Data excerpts
•••••

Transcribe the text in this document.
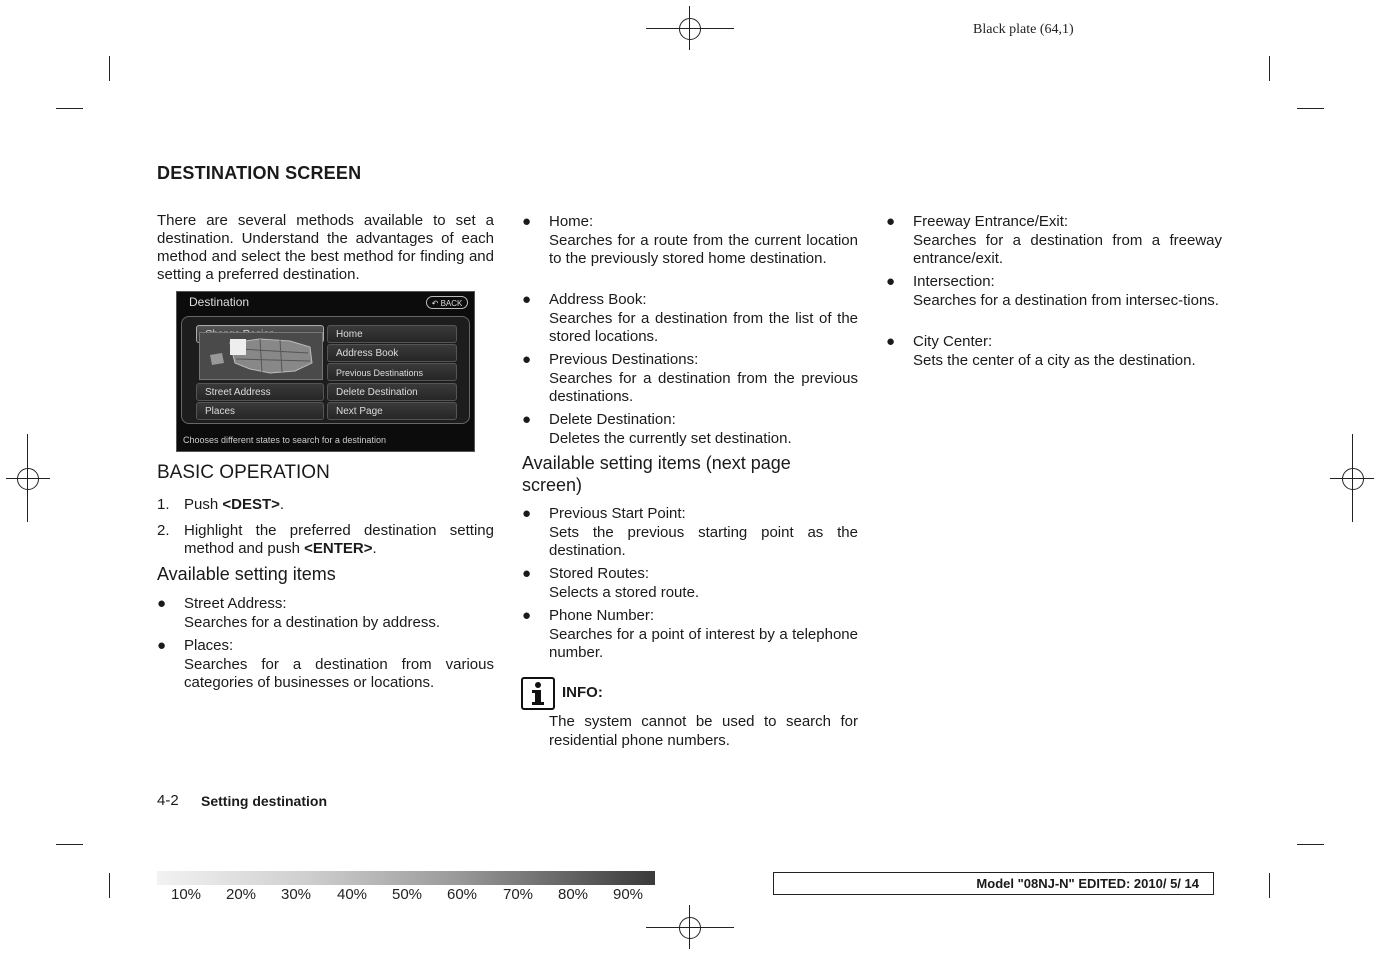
Black plate (64,1)
DESTINATION SCREEN
There are several methods available to set a destination. Understand the advantages of each method and select the best method for finding and setting a preferred destination.
Destination	↶ BACK
Street Address
Places
Home
Address Book
Previous Destinations
Delete Destination
Next Page
Chooses different states to search for a destination
BASIC OPERATION
1. Push <DEST>.
2. Highlight the preferred destination setting method and push <ENTER>.
Available setting items
● Street Address:
Searches for a destination by address.
● Places:
Searches for a destination from various categories of businesses or locations.
● Home:
Searches for a route from the current location to the previously stored home destination.
● Address Book:
Searches for a destination from the list of the stored locations.
● Previous Destinations:
Searches for a destination from the previous destinations.
● Delete Destination:
Deletes the currently set destination.
Available setting items (next page screen)
● Previous Start Point:
Sets the previous starting point as the destination.
● Stored Routes:
Selects a stored route.
● Phone Number:
Searches for a point of interest by a telephone number.
INFO:
The system cannot be used to search for residential phone numbers.
● Freeway Entrance/Exit:
Searches for a destination from a freeway entrance/exit.
● Intersection:
Searches for a destination from intersec-tions.
● City Center:
Sets the center of a city as the destination.
4-2 Setting destination
10% 20% 30% 40% 50% 60% 70% 80% 90%
Model "08NJ-N" EDITED: 2010/ 5/ 14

•••••

TASK BRIEF -
Above are records with pictures; repeat the records exactly and leave the pictures out.

OUTPUT BELOW -
Transcribe the text in this document.
Black plate (64,1)
DESTINATION SCREEN
There are several methods available to set a destination. Understand the advantages of each method and select the best method for finding and setting a preferred destination.
Destination	↶ BACK
Street Address
Places
Home
Address Book
Previous Destinations
Delete Destination
Next Page
Chooses different states to search for a destination
BASIC OPERATION
1. Push <DEST>.
2. Highlight the preferred destination setting method and push <ENTER>.
Available setting items
● Street Address:
Searches for a destination by address.
● Places:
Searches for a destination from various categories of businesses or locations.
● Home:
Searches for a route from the current location to the previously stored home destination.
● Address Book:
Searches for a destination from the list of the stored locations.
● Previous Destinations:
Searches for a destination from the previous destinations.
● Delete Destination:
Deletes the currently set destination.
Available setting items (next page screen)
● Previous Start Point:
Sets the previous starting point as the destination.
● Stored Routes:
Selects a stored route.
● Phone Number:
Searches for a point of interest by a telephone number.
INFO:
The system cannot be used to search for residential phone numbers.
● Freeway Entrance/Exit:
Searches for a destination from a freeway entrance/exit.
● Intersection:
Searches for a destination from intersec-tions.
● City Center:
Sets the center of a city as the destination.
4-2 Setting destination
10% 20% 30% 40% 50% 60% 70% 80% 90%
Model "08NJ-N" EDITED: 2010/ 5/ 14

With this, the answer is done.